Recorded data
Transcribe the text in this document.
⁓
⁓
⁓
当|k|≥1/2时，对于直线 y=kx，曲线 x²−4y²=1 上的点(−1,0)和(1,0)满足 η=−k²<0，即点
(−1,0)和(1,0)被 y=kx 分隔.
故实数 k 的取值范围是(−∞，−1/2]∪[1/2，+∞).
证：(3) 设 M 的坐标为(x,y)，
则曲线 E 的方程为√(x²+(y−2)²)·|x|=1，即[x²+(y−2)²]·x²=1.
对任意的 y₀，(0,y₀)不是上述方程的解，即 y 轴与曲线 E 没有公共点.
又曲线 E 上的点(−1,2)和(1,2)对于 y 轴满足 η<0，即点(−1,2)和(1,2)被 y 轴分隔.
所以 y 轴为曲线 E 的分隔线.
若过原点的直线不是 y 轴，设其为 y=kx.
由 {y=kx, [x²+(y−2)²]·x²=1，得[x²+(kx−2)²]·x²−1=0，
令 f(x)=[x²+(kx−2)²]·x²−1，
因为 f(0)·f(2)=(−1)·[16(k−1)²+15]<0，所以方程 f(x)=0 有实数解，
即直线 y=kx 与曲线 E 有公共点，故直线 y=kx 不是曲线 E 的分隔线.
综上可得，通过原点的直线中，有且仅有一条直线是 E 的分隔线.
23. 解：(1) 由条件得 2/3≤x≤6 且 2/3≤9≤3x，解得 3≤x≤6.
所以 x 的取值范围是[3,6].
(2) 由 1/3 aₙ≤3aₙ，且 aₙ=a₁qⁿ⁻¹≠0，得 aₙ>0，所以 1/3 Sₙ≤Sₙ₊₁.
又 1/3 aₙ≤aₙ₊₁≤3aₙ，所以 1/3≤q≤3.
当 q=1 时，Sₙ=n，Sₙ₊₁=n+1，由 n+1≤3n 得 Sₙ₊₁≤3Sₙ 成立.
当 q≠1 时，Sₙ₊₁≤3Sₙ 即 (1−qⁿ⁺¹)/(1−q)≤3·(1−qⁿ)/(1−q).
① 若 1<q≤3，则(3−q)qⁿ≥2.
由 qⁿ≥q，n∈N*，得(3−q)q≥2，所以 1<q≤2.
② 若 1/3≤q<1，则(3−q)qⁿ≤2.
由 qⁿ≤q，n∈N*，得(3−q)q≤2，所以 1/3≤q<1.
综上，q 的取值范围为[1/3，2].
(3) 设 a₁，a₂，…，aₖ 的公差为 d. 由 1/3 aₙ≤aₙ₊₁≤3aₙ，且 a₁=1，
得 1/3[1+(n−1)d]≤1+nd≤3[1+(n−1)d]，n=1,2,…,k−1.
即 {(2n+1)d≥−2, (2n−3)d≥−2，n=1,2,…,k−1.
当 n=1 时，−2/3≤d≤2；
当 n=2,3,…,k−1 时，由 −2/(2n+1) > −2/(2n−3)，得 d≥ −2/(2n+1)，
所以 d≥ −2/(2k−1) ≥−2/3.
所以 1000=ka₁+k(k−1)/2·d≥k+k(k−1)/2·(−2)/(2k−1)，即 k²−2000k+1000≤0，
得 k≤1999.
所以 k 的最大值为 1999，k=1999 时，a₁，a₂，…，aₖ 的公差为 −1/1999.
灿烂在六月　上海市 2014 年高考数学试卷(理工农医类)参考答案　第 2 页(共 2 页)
==
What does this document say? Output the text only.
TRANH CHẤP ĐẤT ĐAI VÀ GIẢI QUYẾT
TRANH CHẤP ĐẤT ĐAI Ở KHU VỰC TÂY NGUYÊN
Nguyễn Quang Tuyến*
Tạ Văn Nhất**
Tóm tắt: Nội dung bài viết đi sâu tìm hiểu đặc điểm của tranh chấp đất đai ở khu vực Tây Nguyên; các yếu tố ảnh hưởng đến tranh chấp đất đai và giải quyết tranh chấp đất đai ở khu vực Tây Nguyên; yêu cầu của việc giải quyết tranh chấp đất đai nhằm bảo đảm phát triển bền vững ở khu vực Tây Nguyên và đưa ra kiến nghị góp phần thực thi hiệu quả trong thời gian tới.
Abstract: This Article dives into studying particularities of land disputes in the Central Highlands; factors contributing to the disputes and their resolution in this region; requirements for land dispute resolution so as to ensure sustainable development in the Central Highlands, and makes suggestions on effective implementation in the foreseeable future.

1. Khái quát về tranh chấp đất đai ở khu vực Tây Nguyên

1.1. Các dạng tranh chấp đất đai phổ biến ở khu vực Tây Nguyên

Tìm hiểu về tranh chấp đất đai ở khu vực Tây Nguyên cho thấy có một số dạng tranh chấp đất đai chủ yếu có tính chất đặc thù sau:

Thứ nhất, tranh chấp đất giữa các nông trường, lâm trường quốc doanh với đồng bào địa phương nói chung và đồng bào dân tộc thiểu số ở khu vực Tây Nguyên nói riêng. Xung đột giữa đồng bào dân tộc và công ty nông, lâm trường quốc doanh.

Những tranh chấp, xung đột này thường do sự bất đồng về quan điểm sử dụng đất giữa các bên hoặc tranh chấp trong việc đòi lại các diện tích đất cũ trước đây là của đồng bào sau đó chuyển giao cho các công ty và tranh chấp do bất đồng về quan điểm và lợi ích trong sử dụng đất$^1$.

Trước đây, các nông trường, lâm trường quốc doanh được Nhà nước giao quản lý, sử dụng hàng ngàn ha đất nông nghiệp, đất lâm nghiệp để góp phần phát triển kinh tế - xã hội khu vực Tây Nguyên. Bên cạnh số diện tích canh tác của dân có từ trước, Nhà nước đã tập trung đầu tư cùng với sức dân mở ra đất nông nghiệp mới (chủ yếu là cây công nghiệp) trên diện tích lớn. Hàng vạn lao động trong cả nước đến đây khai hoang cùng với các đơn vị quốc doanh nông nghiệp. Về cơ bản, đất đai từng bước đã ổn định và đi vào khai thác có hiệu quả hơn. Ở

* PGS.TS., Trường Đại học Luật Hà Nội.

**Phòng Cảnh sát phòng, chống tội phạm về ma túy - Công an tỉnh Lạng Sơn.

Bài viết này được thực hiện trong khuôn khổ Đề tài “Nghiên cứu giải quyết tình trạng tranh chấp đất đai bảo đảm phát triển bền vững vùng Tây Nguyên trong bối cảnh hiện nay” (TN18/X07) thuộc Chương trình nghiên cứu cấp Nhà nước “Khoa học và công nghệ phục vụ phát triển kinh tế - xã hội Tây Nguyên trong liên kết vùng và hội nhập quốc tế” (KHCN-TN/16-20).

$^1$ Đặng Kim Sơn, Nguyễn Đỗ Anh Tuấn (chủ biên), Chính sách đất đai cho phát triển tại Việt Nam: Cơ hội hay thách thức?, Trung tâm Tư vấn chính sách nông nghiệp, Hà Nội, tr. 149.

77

[Work required]
Show the lines of the records that contain the word "dạng".

[Solution to the problem]
1.1. Các dạng tranh chấp đất đai phổ biến ở khu vực Tây Nguyên
Tìm hiểu về tranh chấp đất đai ở khu vực Tây Nguyên cho thấy có một số dạng tranh chấp đất đai chủ yếu có tính chất đặc thù sau:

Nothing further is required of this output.